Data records
___

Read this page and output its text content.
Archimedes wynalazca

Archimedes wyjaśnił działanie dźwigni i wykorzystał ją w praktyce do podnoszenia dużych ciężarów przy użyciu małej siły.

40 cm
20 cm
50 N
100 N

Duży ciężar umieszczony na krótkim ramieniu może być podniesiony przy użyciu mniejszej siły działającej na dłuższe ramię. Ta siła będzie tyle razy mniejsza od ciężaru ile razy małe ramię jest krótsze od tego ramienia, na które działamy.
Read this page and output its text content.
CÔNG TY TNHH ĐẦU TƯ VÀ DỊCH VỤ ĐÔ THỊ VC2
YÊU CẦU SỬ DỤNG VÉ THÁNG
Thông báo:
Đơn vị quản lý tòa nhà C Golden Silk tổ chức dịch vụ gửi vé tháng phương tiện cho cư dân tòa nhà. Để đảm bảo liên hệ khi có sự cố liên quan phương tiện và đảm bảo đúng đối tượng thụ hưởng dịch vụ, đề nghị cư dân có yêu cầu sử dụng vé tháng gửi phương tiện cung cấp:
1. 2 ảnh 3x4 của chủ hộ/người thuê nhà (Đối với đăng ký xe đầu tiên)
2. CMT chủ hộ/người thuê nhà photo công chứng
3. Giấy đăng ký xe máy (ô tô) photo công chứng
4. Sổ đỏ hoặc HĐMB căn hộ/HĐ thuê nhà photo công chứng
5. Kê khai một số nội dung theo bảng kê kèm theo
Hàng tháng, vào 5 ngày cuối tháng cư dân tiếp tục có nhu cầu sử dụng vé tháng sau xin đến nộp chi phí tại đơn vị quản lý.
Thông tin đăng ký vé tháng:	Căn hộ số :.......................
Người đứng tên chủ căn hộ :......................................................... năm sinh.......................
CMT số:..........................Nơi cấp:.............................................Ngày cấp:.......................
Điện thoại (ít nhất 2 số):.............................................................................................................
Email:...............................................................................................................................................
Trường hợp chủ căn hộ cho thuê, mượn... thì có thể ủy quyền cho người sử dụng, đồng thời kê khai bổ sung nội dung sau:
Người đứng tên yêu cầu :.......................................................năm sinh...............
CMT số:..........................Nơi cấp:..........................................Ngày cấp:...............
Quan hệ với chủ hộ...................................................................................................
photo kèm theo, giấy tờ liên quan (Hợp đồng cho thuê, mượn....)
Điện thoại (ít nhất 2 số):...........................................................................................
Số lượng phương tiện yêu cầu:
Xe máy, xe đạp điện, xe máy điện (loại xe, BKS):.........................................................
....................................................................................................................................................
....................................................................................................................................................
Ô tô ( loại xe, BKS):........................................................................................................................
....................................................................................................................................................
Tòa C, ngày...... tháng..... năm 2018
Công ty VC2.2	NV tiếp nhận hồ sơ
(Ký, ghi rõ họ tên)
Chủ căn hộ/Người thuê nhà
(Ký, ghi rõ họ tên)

___

(Directive): Copy down the whole of the data above, matching it exactly.

(Answer to the problem):
Read this page and output its text content.
Archimedes wynalazca

Archimedes wyjaśnił działanie dźwigni i wykorzystał ją w praktyce do podnoszenia dużych ciężarów przy użyciu małej siły.

40 cm
20 cm
50 N
100 N

Duży ciężar umieszczony na krótkim ramieniu może być podniesiony przy użyciu mniejszej siły działającej na dłuższe ramię. Ta siła będzie tyle razy mniejsza od ciężaru ile razy małe ramię jest krótsze od tego ramienia, na które działamy.
Read this page and output its text content.
CÔNG TY TNHH ĐẦU TƯ VÀ DỊCH VỤ ĐÔ THỊ VC2
YÊU CẦU SỬ DỤNG VÉ THÁNG
Thông báo:
Đơn vị quản lý tòa nhà C Golden Silk tổ chức dịch vụ gửi vé tháng phương tiện cho cư dân tòa nhà. Để đảm bảo liên hệ khi có sự cố liên quan phương tiện và đảm bảo đúng đối tượng thụ hưởng dịch vụ, đề nghị cư dân có yêu cầu sử dụng vé tháng gửi phương tiện cung cấp:
1. 2 ảnh 3x4 của chủ hộ/người thuê nhà (Đối với đăng ký xe đầu tiên)
2. CMT chủ hộ/người thuê nhà photo công chứng
3. Giấy đăng ký xe máy (ô tô) photo công chứng
4. Sổ đỏ hoặc HĐMB căn hộ/HĐ thuê nhà photo công chứng
5. Kê khai một số nội dung theo bảng kê kèm theo
Hàng tháng, vào 5 ngày cuối tháng cư dân tiếp tục có nhu cầu sử dụng vé tháng sau xin đến nộp chi phí tại đơn vị quản lý.
Thông tin đăng ký vé tháng:	Căn hộ số :.......................
Người đứng tên chủ căn hộ :......................................................... năm sinh.......................
CMT số:..........................Nơi cấp:.............................................Ngày cấp:.......................
Điện thoại (ít nhất 2 số):.............................................................................................................
Email:...............................................................................................................................................
Trường hợp chủ căn hộ cho thuê, mượn... thì có thể ủy quyền cho người sử dụng, đồng thời kê khai bổ sung nội dung sau:
Người đứng tên yêu cầu :.......................................................năm sinh...............
CMT số:..........................Nơi cấp:..........................................Ngày cấp:...............
Quan hệ với chủ hộ...................................................................................................
photo kèm theo, giấy tờ liên quan (Hợp đồng cho thuê, mượn....)
Điện thoại (ít nhất 2 số):...........................................................................................
Số lượng phương tiện yêu cầu:
Xe máy, xe đạp điện, xe máy điện (loại xe, BKS):.........................................................
....................................................................................................................................................
....................................................................................................................................................
Ô tô ( loại xe, BKS):........................................................................................................................
....................................................................................................................................................
Tòa C, ngày...... tháng..... năm 2018
Công ty VC2.2	NV tiếp nhận hồ sơ
(Ký, ghi rõ họ tên)
Chủ căn hộ/Người thuê nhà
(Ký, ghi rõ họ tên)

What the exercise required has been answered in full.